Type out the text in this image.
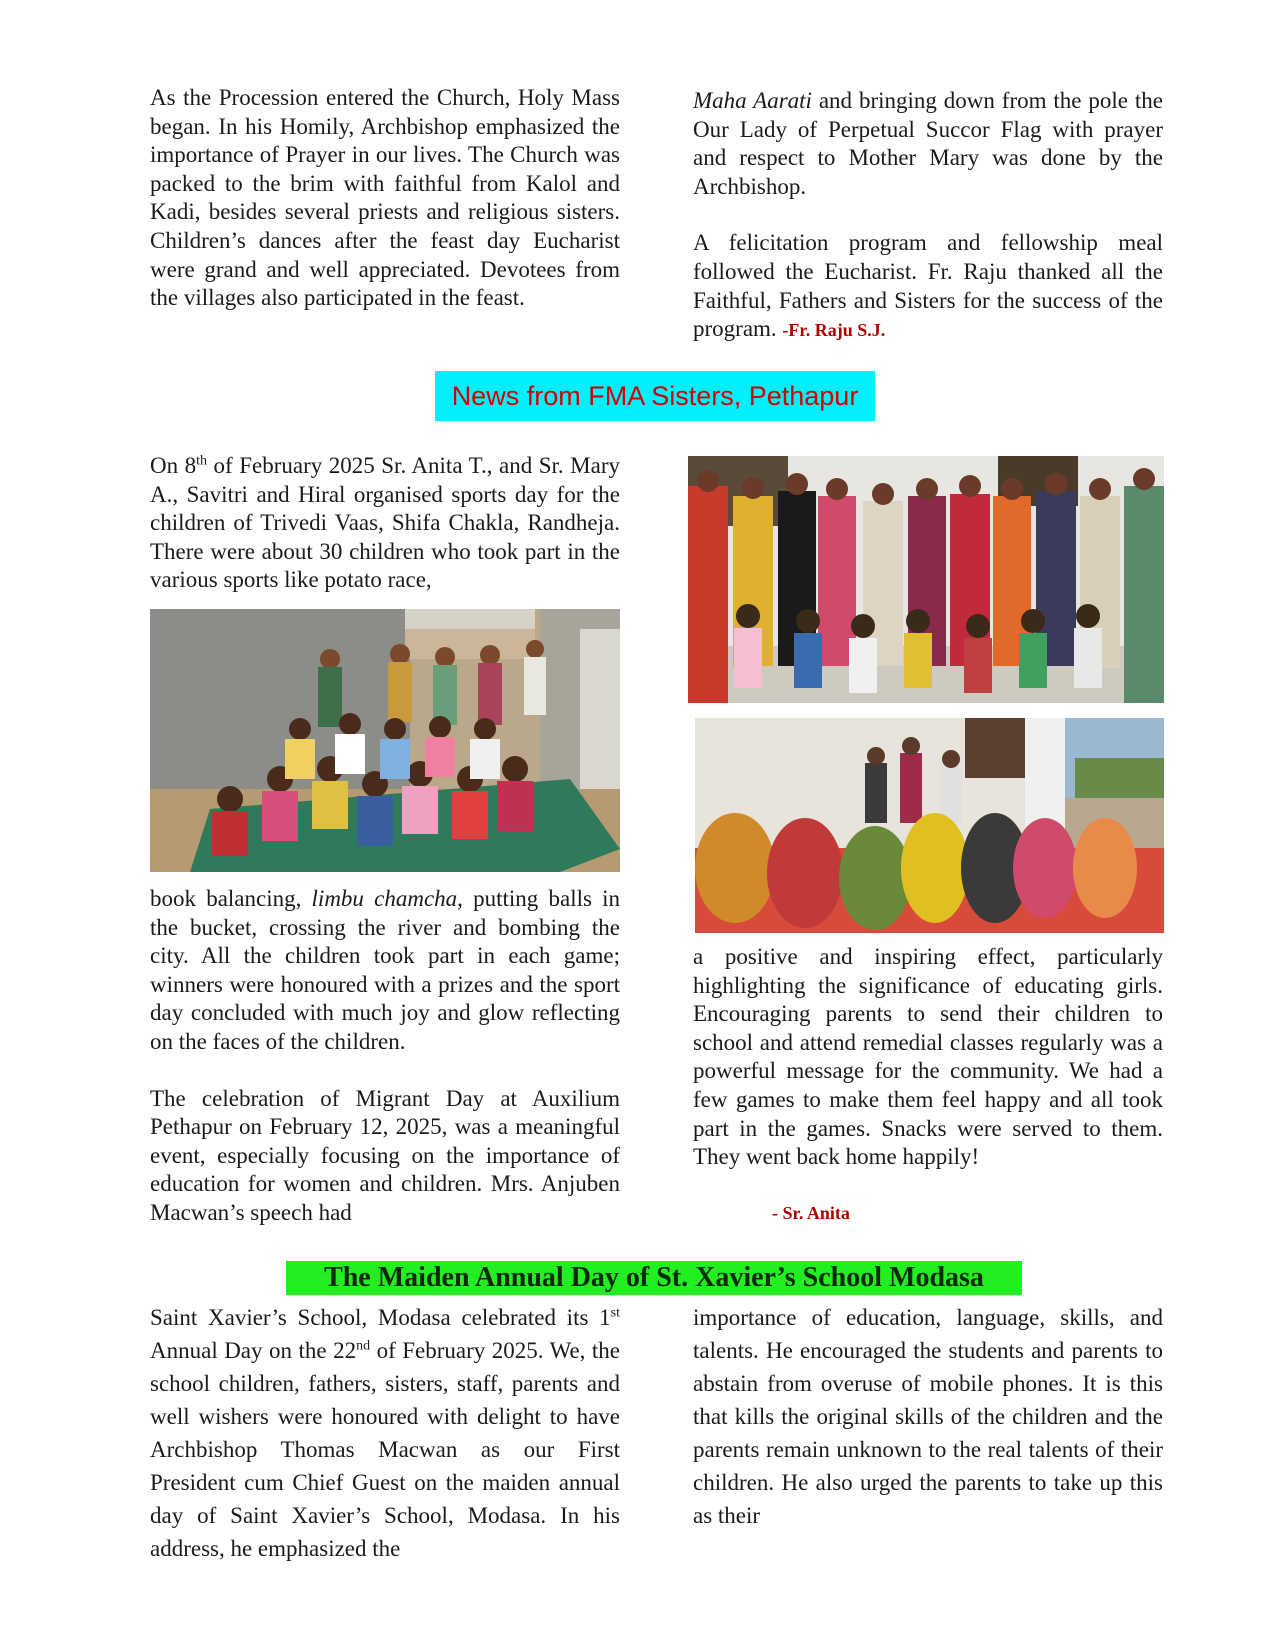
As the Procession entered the Church, Holy Mass began. In his Homily, Archbishop emphasized the importance of Prayer in our lives. The Church was packed to the brim with faithful from Kalol and Kadi, besides several priests and religious sisters. Children’s dances after the feast day Eucharist were grand and well appreciated. Devotees from the villages also participated in the feast.

Maha Aarati and bringing down from the pole the Our Lady of Perpetual Succor Flag with prayer and respect to Mother Mary was done by the Archbishop.

A felicitation program and fellowship meal followed the Eucharist. Fr. Raju thanked all the Faithful, Fathers and Sisters for the success of the program. -Fr. Raju S.J.

News from FMA Sisters, Pethapur

On 8th of February 2025 Sr. Anita T., and Sr. Mary A., Savitri and Hiral organised sports day for the children of Trivedi Vaas, Shifa Chakla, Randheja. There were about 30 children who took part in the various sports like potato race,

book balancing, limbu chamcha, putting balls in the bucket, crossing the river and bombing the city. All the children took part in each game; winners were honoured with a prizes and the sport day concluded with much joy and glow reflecting on the faces of the children.

The celebration of Migrant Day at Auxilium Pethapur on February 12, 2025, was a meaningful event, especially focusing on the importance of education for women and children. Mrs. Anjuben Macwan’s speech had

a positive and inspiring effect, particularly highlighting the significance of educating girls. Encouraging parents to send their children to school and attend remedial classes regularly was a powerful message for the community. We had a few games to make them feel happy and all took part in the games. Snacks were served to them. They went back home happily!

- Sr. Anita
The Maiden Annual Day of St. Xavier’s School Modasa

Saint Xavier’s School, Modasa celebrated its 1st Annual Day on the 22nd of February 2025. We, the school children, fathers, sisters, staff, parents and well wishers were honoured with delight to have Archbishop Thomas Macwan as our First President cum Chief Guest on the maiden annual day of Saint Xavier’s School, Modasa. In his address, he emphasized the

importance of education, language, skills, and talents. He encouraged the students and parents to abstain from overuse of mobile phones. It is this that kills the original skills of the children and the parents remain unknown to the real talents of their children. He also urged the parents to take up this as their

========

### [Goal]
From the material above, reproduce everything verbatim except the pictures.

### [Solution to the problem]
Type out the text in this image.
As the Procession entered the Church, Holy Mass began. In his Homily, Archbishop emphasized the importance of Prayer in our lives. The Church was packed to the brim with faithful from Kalol and Kadi, besides several priests and religious sisters. Children’s dances after the feast day Eucharist were grand and well appreciated. Devotees from the villages also participated in the feast.

Maha Aarati and bringing down from the pole the Our Lady of Perpetual Succor Flag with prayer and respect to Mother Mary was done by the Archbishop.

A felicitation program and fellowship meal followed the Eucharist. Fr. Raju thanked all the Faithful, Fathers and Sisters for the success of the program. -Fr. Raju S.J.

News from FMA Sisters, Pethapur

On 8th of February 2025 Sr. Anita T., and Sr. Mary A., Savitri and Hiral organised sports day for the children of Trivedi Vaas, Shifa Chakla, Randheja. There were about 30 children who took part in the various sports like potato race,

book balancing, limbu chamcha, putting balls in the bucket, crossing the river and bombing the city. All the children took part in each game; winners were honoured with a prizes and the sport day concluded with much joy and glow reflecting on the faces of the children.

The celebration of Migrant Day at Auxilium Pethapur on February 12, 2025, was a meaningful event, especially focusing on the importance of education for women and children. Mrs. Anjuben Macwan’s speech had

a positive and inspiring effect, particularly highlighting the significance of educating girls. Encouraging parents to send their children to school and attend remedial classes regularly was a powerful message for the community. We had a few games to make them feel happy and all took part in the games. Snacks were served to them. They went back home happily!

- Sr. Anita
The Maiden Annual Day of St. Xavier’s School Modasa

Saint Xavier’s School, Modasa celebrated its 1st Annual Day on the 22nd of February 2025. We, the school children, fathers, sisters, staff, parents and well wishers were honoured with delight to have Archbishop Thomas Macwan as our First President cum Chief Guest on the maiden annual day of Saint Xavier’s School, Modasa. In his address, he emphasized the

importance of education, language, skills, and talents. He encouraged the students and parents to abstain from overuse of mobile phones. It is this that kills the original skills of the children and the parents remain unknown to the real talents of their children. He also urged the parents to take up this as their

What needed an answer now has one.